Stated exercise ▸
Repeat everything in the material exactly.

Working data ▸
>> Start

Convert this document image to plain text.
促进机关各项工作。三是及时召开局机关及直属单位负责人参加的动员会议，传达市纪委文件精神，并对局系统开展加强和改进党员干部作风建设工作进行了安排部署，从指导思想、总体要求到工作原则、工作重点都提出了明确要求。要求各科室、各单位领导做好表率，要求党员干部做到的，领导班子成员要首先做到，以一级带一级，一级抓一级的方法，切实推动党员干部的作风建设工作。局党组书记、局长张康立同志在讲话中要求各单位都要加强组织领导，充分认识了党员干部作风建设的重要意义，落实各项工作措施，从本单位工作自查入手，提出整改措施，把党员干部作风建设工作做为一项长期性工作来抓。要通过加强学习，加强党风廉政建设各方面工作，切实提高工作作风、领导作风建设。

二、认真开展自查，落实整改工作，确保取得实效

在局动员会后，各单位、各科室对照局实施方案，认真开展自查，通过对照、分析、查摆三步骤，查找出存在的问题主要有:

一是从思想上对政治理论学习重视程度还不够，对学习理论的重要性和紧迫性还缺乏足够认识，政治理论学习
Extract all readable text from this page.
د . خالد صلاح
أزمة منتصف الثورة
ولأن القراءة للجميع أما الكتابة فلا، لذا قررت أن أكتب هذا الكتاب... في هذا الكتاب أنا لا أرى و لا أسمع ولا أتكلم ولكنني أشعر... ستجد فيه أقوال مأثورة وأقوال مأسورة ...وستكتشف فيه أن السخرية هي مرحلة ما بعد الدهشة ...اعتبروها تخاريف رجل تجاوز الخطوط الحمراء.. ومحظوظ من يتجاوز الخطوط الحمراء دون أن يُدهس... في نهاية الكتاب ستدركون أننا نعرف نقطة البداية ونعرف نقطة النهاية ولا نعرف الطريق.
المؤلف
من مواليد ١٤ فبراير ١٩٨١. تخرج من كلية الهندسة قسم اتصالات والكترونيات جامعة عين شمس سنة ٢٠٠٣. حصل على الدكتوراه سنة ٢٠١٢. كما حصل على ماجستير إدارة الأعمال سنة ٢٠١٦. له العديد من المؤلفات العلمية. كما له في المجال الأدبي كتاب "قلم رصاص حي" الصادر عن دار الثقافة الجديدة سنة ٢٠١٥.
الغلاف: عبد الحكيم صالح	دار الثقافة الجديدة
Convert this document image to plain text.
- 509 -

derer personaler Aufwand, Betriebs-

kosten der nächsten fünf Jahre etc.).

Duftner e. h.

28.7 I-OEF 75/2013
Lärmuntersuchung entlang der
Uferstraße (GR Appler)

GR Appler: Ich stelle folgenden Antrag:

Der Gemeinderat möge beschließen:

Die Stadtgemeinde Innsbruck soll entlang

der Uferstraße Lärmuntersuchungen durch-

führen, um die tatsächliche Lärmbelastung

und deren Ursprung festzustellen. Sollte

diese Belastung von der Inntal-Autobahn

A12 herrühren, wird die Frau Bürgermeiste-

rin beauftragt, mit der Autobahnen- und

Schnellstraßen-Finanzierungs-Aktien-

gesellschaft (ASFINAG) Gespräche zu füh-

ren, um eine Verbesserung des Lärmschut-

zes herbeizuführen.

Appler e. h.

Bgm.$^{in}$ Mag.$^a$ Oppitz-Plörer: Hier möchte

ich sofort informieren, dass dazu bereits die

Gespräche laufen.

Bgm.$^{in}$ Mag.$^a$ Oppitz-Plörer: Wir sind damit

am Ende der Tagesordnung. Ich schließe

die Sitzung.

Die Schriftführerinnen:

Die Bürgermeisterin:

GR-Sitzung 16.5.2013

>> End

Written response ▸
Convert this document image to plain text.
促进机关各项工作。三是及时召开局机关及直属单位负责人参加的动员会议，传达市纪委文件精神，并对局系统开展加强和改进党员干部作风建设工作进行了安排部署，从指导思想、总体要求到工作原则、工作重点都提出了明确要求。要求各科室、各单位领导做好表率，要求党员干部做到的，领导班子成员要首先做到，以一级带一级，一级抓一级的方法，切实推动党员干部的作风建设工作。局党组书记、局长张康立同志在讲话中要求各单位都要加强组织领导，充分认识了党员干部作风建设的重要意义，落实各项工作措施，从本单位工作自查入手，提出整改措施，把党员干部作风建设工作做为一项长期性工作来抓。要通过加强学习，加强党风廉政建设各方面工作，切实提高工作作风、领导作风建设。

二、认真开展自查，落实整改工作，确保取得实效

在局动员会后，各单位、各科室对照局实施方案，认真开展自查，通过对照、分析、查摆三步骤，查找出存在的问题主要有:

一是从思想上对政治理论学习重视程度还不够，对学习理论的重要性和紧迫性还缺乏足够认识，政治理论学习
Extract all readable text from this page.
د . خالد صلاح
أزمة منتصف الثورة
ولأن القراءة للجميع أما الكتابة فلا، لذا قررت أن أكتب هذا الكتاب... في هذا الكتاب أنا لا أرى و لا أسمع ولا أتكلم ولكنني أشعر... ستجد فيه أقوال مأثورة وأقوال مأسورة ...وستكتشف فيه أن السخرية هي مرحلة ما بعد الدهشة ...اعتبروها تخاريف رجل تجاوز الخطوط الحمراء.. ومحظوظ من يتجاوز الخطوط الحمراء دون أن يُدهس... في نهاية الكتاب ستدركون أننا نعرف نقطة البداية ونعرف نقطة النهاية ولا نعرف الطريق.
المؤلف
من مواليد ١٤ فبراير ١٩٨١. تخرج من كلية الهندسة قسم اتصالات والكترونيات جامعة عين شمس سنة ٢٠٠٣. حصل على الدكتوراه سنة ٢٠١٢. كما حصل على ماجستير إدارة الأعمال سنة ٢٠١٦. له العديد من المؤلفات العلمية. كما له في المجال الأدبي كتاب "قلم رصاص حي" الصادر عن دار الثقافة الجديدة سنة ٢٠١٥.
الغلاف: عبد الحكيم صالح	دار الثقافة الجديدة
Convert this document image to plain text.
- 509 -

derer personaler Aufwand, Betriebs-

kosten der nächsten fünf Jahre etc.).

Duftner e. h.

28.7 I-OEF 75/2013
Lärmuntersuchung entlang der
Uferstraße (GR Appler)

GR Appler: Ich stelle folgenden Antrag:

Der Gemeinderat möge beschließen:

Die Stadtgemeinde Innsbruck soll entlang

der Uferstraße Lärmuntersuchungen durch-

führen, um die tatsächliche Lärmbelastung

und deren Ursprung festzustellen. Sollte

diese Belastung von der Inntal-Autobahn

A12 herrühren, wird die Frau Bürgermeiste-

rin beauftragt, mit der Autobahnen- und

Schnellstraßen-Finanzierungs-Aktien-

gesellschaft (ASFINAG) Gespräche zu füh-

ren, um eine Verbesserung des Lärmschut-

zes herbeizuführen.

Appler e. h.

Bgm.$^{in}$ Mag.$^a$ Oppitz-Plörer: Hier möchte

ich sofort informieren, dass dazu bereits die

Gespräche laufen.

Bgm.$^{in}$ Mag.$^a$ Oppitz-Plörer: Wir sind damit

am Ende der Tagesordnung. Ich schließe

die Sitzung.

Die Schriftführerinnen:

Die Bürgermeisterin:

GR-Sitzung 16.5.2013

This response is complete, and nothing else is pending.